▶ _Problem to work on_:
Return each entry exactly, omitting nothing.
** START Extracted information **
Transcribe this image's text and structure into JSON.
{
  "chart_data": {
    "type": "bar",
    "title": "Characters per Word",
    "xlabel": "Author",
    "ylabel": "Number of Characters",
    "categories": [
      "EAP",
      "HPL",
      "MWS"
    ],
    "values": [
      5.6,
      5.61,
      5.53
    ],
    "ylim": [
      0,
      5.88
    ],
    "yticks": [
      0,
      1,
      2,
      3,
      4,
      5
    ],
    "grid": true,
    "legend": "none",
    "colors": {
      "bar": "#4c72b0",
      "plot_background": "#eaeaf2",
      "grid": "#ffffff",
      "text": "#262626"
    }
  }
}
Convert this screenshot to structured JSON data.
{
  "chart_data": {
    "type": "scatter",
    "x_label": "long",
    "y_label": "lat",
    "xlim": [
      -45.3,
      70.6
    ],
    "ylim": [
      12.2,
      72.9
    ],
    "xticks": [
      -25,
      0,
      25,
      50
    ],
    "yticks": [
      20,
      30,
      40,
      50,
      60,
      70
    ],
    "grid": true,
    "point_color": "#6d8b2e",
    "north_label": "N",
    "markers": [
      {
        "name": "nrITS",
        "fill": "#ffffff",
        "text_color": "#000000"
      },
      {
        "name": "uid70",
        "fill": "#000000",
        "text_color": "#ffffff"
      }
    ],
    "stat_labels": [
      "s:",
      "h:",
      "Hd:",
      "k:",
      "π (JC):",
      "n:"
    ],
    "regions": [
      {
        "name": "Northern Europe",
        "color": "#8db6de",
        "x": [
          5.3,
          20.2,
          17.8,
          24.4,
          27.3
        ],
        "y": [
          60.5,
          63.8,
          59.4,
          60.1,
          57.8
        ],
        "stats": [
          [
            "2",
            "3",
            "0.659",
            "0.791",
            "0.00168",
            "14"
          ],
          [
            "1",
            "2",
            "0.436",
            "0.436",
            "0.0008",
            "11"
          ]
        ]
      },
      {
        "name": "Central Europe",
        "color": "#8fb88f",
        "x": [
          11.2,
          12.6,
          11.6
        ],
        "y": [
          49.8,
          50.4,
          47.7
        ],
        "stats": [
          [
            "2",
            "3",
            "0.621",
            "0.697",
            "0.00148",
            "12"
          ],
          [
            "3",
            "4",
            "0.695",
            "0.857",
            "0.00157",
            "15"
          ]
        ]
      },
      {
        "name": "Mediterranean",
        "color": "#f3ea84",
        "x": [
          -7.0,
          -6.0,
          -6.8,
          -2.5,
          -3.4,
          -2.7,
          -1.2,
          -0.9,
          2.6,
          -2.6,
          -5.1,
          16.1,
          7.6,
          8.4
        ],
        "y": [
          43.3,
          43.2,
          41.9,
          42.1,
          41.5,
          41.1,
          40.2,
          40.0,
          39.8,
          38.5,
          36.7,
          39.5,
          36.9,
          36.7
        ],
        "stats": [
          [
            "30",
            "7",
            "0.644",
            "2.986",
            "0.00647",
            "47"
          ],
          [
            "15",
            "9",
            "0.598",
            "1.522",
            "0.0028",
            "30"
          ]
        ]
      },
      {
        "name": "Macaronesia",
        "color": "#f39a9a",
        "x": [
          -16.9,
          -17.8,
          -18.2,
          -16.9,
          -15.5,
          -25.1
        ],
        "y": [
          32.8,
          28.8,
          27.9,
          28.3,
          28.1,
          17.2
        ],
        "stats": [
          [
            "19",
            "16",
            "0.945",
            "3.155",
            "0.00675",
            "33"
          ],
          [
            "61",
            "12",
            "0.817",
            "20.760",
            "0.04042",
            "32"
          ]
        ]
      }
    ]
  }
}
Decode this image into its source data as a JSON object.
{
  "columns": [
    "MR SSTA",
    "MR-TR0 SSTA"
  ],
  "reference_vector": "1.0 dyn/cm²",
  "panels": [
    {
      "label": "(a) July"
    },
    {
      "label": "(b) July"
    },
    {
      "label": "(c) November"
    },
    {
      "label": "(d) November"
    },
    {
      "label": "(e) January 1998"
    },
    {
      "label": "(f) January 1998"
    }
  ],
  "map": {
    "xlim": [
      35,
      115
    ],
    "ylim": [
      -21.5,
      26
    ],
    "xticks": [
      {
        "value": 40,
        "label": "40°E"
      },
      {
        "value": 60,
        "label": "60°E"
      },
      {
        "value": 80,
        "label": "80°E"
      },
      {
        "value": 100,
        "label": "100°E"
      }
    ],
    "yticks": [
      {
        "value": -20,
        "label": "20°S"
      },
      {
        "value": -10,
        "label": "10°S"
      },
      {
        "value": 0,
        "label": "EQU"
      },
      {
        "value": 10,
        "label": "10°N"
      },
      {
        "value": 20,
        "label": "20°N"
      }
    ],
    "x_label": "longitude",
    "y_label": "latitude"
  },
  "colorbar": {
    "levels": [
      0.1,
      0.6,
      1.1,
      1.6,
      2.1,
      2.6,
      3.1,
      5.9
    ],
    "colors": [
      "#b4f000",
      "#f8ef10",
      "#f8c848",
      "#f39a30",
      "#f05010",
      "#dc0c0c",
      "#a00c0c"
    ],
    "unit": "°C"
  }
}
** END Extracted information **
▶ _Answer to the task_:
Transcribe this image's text and structure into JSON.
{
  "chart_data": {
    "type": "bar",
    "title": "Characters per Word",
    "xlabel": "Author",
    "ylabel": "Number of Characters",
    "categories": [
      "EAP",
      "HPL",
      "MWS"
    ],
    "values": [
      5.6,
      5.61,
      5.53
    ],
    "ylim": [
      0,
      5.88
    ],
    "yticks": [
      0,
      1,
      2,
      3,
      4,
      5
    ],
    "grid": true,
    "legend": "none",
    "colors": {
      "bar": "#4c72b0",
      "plot_background": "#eaeaf2",
      "grid": "#ffffff",
      "text": "#262626"
    }
  }
}
Convert this screenshot to structured JSON data.
{
  "chart_data": {
    "type": "scatter",
    "x_label": "long",
    "y_label": "lat",
    "xlim": [
      -45.3,
      70.6
    ],
    "ylim": [
      12.2,
      72.9
    ],
    "xticks": [
      -25,
      0,
      25,
      50
    ],
    "yticks": [
      20,
      30,
      40,
      50,
      60,
      70
    ],
    "grid": true,
    "point_color": "#6d8b2e",
    "north_label": "N",
    "markers": [
      {
        "name": "nrITS",
        "fill": "#ffffff",
        "text_color": "#000000"
      },
      {
        "name": "uid70",
        "fill": "#000000",
        "text_color": "#ffffff"
      }
    ],
    "stat_labels": [
      "s:",
      "h:",
      "Hd:",
      "k:",
      "π (JC):",
      "n:"
    ],
    "regions": [
      {
        "name": "Northern Europe",
        "color": "#8db6de",
        "x": [
          5.3,
          20.2,
          17.8,
          24.4,
          27.3
        ],
        "y": [
          60.5,
          63.8,
          59.4,
          60.1,
          57.8
        ],
        "stats": [
          [
            "2",
            "3",
            "0.659",
            "0.791",
            "0.00168",
            "14"
          ],
          [
            "1",
            "2",
            "0.436",
            "0.436",
            "0.0008",
            "11"
          ]
        ]
      },
      {
        "name": "Central Europe",
        "color": "#8fb88f",
        "x": [
          11.2,
          12.6,
          11.6
        ],
        "y": [
          49.8,
          50.4,
          47.7
        ],
        "stats": [
          [
            "2",
            "3",
            "0.621",
            "0.697",
            "0.00148",
            "12"
          ],
          [
            "3",
            "4",
            "0.695",
            "0.857",
            "0.00157",
            "15"
          ]
        ]
      },
      {
        "name": "Mediterranean",
        "color": "#f3ea84",
        "x": [
          -7.0,
          -6.0,
          -6.8,
          -2.5,
          -3.4,
          -2.7,
          -1.2,
          -0.9,
          2.6,
          -2.6,
          -5.1,
          16.1,
          7.6,
          8.4
        ],
        "y": [
          43.3,
          43.2,
          41.9,
          42.1,
          41.5,
          41.1,
          40.2,
          40.0,
          39.8,
          38.5,
          36.7,
          39.5,
          36.9,
          36.7
        ],
        "stats": [
          [
            "30",
            "7",
            "0.644",
            "2.986",
            "0.00647",
            "47"
          ],
          [
            "15",
            "9",
            "0.598",
            "1.522",
            "0.0028",
            "30"
          ]
        ]
      },
      {
        "name": "Macaronesia",
        "color": "#f39a9a",
        "x": [
          -16.9,
          -17.8,
          -18.2,
          -16.9,
          -15.5,
          -25.1
        ],
        "y": [
          32.8,
          28.8,
          27.9,
          28.3,
          28.1,
          17.2
        ],
        "stats": [
          [
            "19",
            "16",
            "0.945",
            "3.155",
            "0.00675",
            "33"
          ],
          [
            "61",
            "12",
            "0.817",
            "20.760",
            "0.04042",
            "32"
          ]
        ]
      }
    ]
  }
}
Decode this image into its source data as a JSON object.
{
  "columns": [
    "MR SSTA",
    "MR-TR0 SSTA"
  ],
  "reference_vector": "1.0 dyn/cm²",
  "panels": [
    {
      "label": "(a) July"
    },
    {
      "label": "(b) July"
    },
    {
      "label": "(c) November"
    },
    {
      "label": "(d) November"
    },
    {
      "label": "(e) January 1998"
    },
    {
      "label": "(f) January 1998"
    }
  ],
  "map": {
    "xlim": [
      35,
      115
    ],
    "ylim": [
      -21.5,
      26
    ],
    "xticks": [
      {
        "value": 40,
        "label": "40°E"
      },
      {
        "value": 60,
        "label": "60°E"
      },
      {
        "value": 80,
        "label": "80°E"
      },
      {
        "value": 100,
        "label": "100°E"
      }
    ],
    "yticks": [
      {
        "value": -20,
        "label": "20°S"
      },
      {
        "value": -10,
        "label": "10°S"
      },
      {
        "value": 0,
        "label": "EQU"
      },
      {
        "value": 10,
        "label": "10°N"
      },
      {
        "value": 20,
        "label": "20°N"
      }
    ],
    "x_label": "longitude",
    "y_label": "latitude"
  },
  "colorbar": {
    "levels": [
      0.1,
      0.6,
      1.1,
      1.6,
      2.1,
      2.6,
      3.1,
      5.9
    ],
    "colors": [
      "#b4f000",
      "#f8ef10",
      "#f8c848",
      "#f39a30",
      "#f05010",
      "#dc0c0c",
      "#a00c0c"
    ],
    "unit": "°C"
  }
}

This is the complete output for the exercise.